> **What is being asked**:
All lines below must be repeated exactly, with the pictures omitted.

Records about charts and figures:
*-*-*
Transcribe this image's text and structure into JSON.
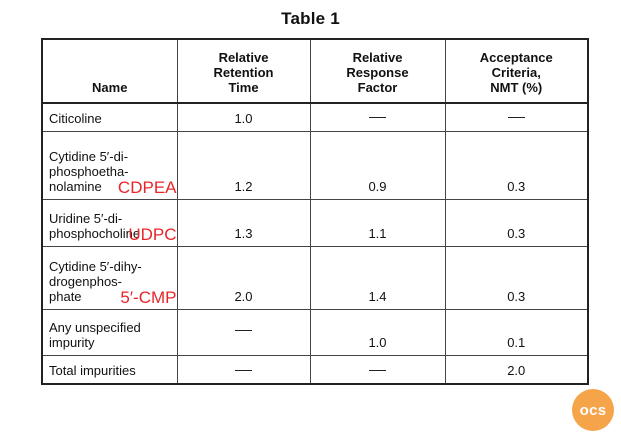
{
  "caption": "Table 1",
  "headers": {
    "name": "Name",
    "rrt": [
      "Relative",
      "Retention",
      "Time"
    ],
    "rrf": [
      "Relative",
      "Response",
      "Factor"
    ],
    "criteria": [
      "Acceptance",
      "Criteria,",
      "NMT (%)"
    ]
  },
  "rows": [
    {
      "name": [
        "Citicoline"
      ],
      "note": "",
      "rrt": "1.0",
      "rrf": "",
      "nmt": ""
    },
    {
      "name": [
        "Cytidine 5′-di-",
        "phosphoetha-",
        "nolamine"
      ],
      "note": "CDPEA",
      "rrt": "1.2",
      "rrf": "0.9",
      "nmt": "0.3"
    },
    {
      "name": [
        "Uridine 5′-di-",
        "phosphocholine"
      ],
      "note": "UDPC",
      "rrt": "1.3",
      "rrf": "1.1",
      "nmt": "0.3"
    },
    {
      "name": [
        "Cytidine 5′-dihy-",
        "drogenphos-",
        "phate"
      ],
      "note": "5′-CMP",
      "rrt": "2.0",
      "rrf": "1.4",
      "nmt": "0.3"
    },
    {
      "name": [
        "Any unspecified",
        "impurity"
      ],
      "note": "",
      "rrt": "",
      "rrf": "1.0",
      "nmt": "0.1"
    },
    {
      "name": [
        "Total impurities"
      ],
      "note": "",
      "rrt": "",
      "rrf": "",
      "nmt": "2.0"
    }
  ],
  "logo_text": "ocs"
}
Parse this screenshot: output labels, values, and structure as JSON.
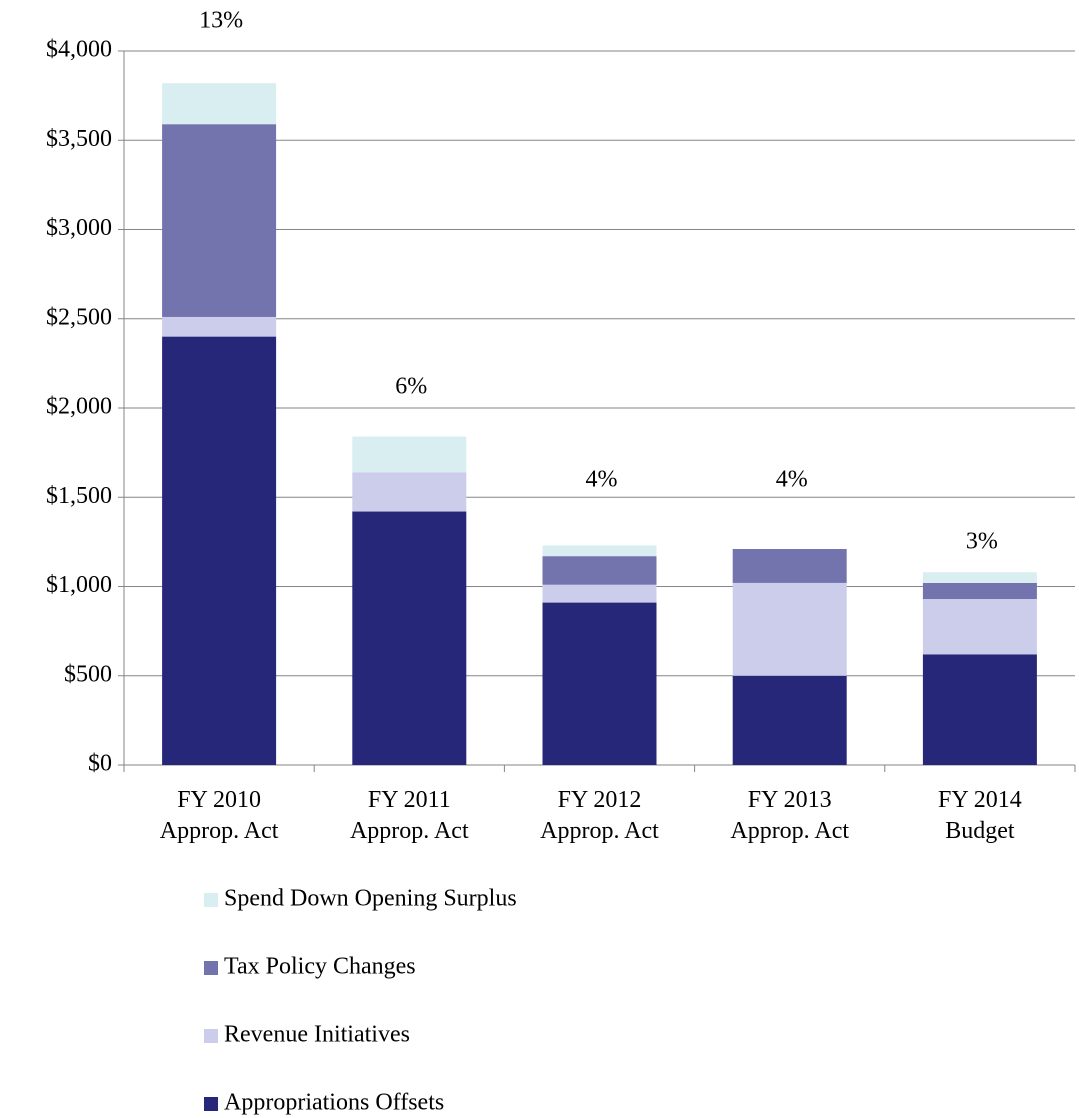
{
  "chart_data": {
    "type": "stacked_bar",
    "categories": [
      [
        "FY 2010",
        "Approp. Act"
      ],
      [
        "FY 2011",
        "Approp. Act"
      ],
      [
        "FY 2012",
        "Approp. Act"
      ],
      [
        "FY 2013",
        "Approp. Act"
      ],
      [
        "FY 2014",
        "Budget"
      ]
    ],
    "series": [
      {
        "name": "Appropriations Offsets",
        "color": "#27277a",
        "values": [
          2400,
          1420,
          910,
          500,
          620
        ]
      },
      {
        "name": "Revenue Initiatives",
        "color": "#cccceb",
        "values": [
          110,
          220,
          100,
          520,
          310
        ]
      },
      {
        "name": "Tax Policy Changes",
        "color": "#7373ad",
        "values": [
          1080,
          0,
          160,
          190,
          90
        ]
      },
      {
        "name": "Spend Down Opening Surplus",
        "color": "#d9eef0",
        "values": [
          230,
          200,
          60,
          0,
          60
        ]
      }
    ],
    "annotations": [
      "13%",
      "6%",
      "4%",
      "4%",
      "3%"
    ],
    "ylim": [
      0,
      4000
    ],
    "yticks": [
      {
        "value": 0,
        "label": "$0"
      },
      {
        "value": 500,
        "label": "$500"
      },
      {
        "value": 1000,
        "label": "$1,000"
      },
      {
        "value": 1500,
        "label": "$1,500"
      },
      {
        "value": 2000,
        "label": "$2,000"
      },
      {
        "value": 2500,
        "label": "$2,500"
      },
      {
        "value": 3000,
        "label": "$3,000"
      },
      {
        "value": 3500,
        "label": "$3,500"
      },
      {
        "value": 4000,
        "label": "$4,000"
      }
    ],
    "grid": true,
    "legend": "bottom"
  }
}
*-*-*
> **Output below**:
Transcribe this image's text and structure into JSON.
{
  "caption": "Table 1",
  "headers": {
    "name": "Name",
    "rrt": [
      "Relative",
      "Retention",
      "Time"
    ],
    "rrf": [
      "Relative",
      "Response",
      "Factor"
    ],
    "criteria": [
      "Acceptance",
      "Criteria,",
      "NMT (%)"
    ]
  },
  "rows": [
    {
      "name": [
        "Citicoline"
      ],
      "note": "",
      "rrt": "1.0",
      "rrf": "",
      "nmt": ""
    },
    {
      "name": [
        "Cytidine 5′-di-",
        "phosphoetha-",
        "nolamine"
      ],
      "note": "CDPEA",
      "rrt": "1.2",
      "rrf": "0.9",
      "nmt": "0.3"
    },
    {
      "name": [
        "Uridine 5′-di-",
        "phosphocholine"
      ],
      "note": "UDPC",
      "rrt": "1.3",
      "rrf": "1.1",
      "nmt": "0.3"
    },
    {
      "name": [
        "Cytidine 5′-dihy-",
        "drogenphos-",
        "phate"
      ],
      "note": "5′-CMP",
      "rrt": "2.0",
      "rrf": "1.4",
      "nmt": "0.3"
    },
    {
      "name": [
        "Any unspecified",
        "impurity"
      ],
      "note": "",
      "rrt": "",
      "rrf": "1.0",
      "nmt": "0.1"
    },
    {
      "name": [
        "Total impurities"
      ],
      "note": "",
      "rrt": "",
      "rrf": "",
      "nmt": "2.0"
    }
  ],
  "logo_text": "ocs"
}
Parse this screenshot: output labels, values, and structure as JSON.
{
  "chart_data": {
    "type": "stacked_bar",
    "categories": [
      [
        "FY 2010",
        "Approp. Act"
      ],
      [
        "FY 2011",
        "Approp. Act"
      ],
      [
        "FY 2012",
        "Approp. Act"
      ],
      [
        "FY 2013",
        "Approp. Act"
      ],
      [
        "FY 2014",
        "Budget"
      ]
    ],
    "series": [
      {
        "name": "Appropriations Offsets",
        "color": "#27277a",
        "values": [
          2400,
          1420,
          910,
          500,
          620
        ]
      },
      {
        "name": "Revenue Initiatives",
        "color": "#cccceb",
        "values": [
          110,
          220,
          100,
          520,
          310
        ]
      },
      {
        "name": "Tax Policy Changes",
        "color": "#7373ad",
        "values": [
          1080,
          0,
          160,
          190,
          90
        ]
      },
      {
        "name": "Spend Down Opening Surplus",
        "color": "#d9eef0",
        "values": [
          230,
          200,
          60,
          0,
          60
        ]
      }
    ],
    "annotations": [
      "13%",
      "6%",
      "4%",
      "4%",
      "3%"
    ],
    "ylim": [
      0,
      4000
    ],
    "yticks": [
      {
        "value": 0,
        "label": "$0"
      },
      {
        "value": 500,
        "label": "$500"
      },
      {
        "value": 1000,
        "label": "$1,000"
      },
      {
        "value": 1500,
        "label": "$1,500"
      },
      {
        "value": 2000,
        "label": "$2,000"
      },
      {
        "value": 2500,
        "label": "$2,500"
      },
      {
        "value": 3000,
        "label": "$3,000"
      },
      {
        "value": 3500,
        "label": "$3,500"
      },
      {
        "value": 4000,
        "label": "$4,000"
      }
    ],
    "grid": true,
    "legend": "bottom"
  }
}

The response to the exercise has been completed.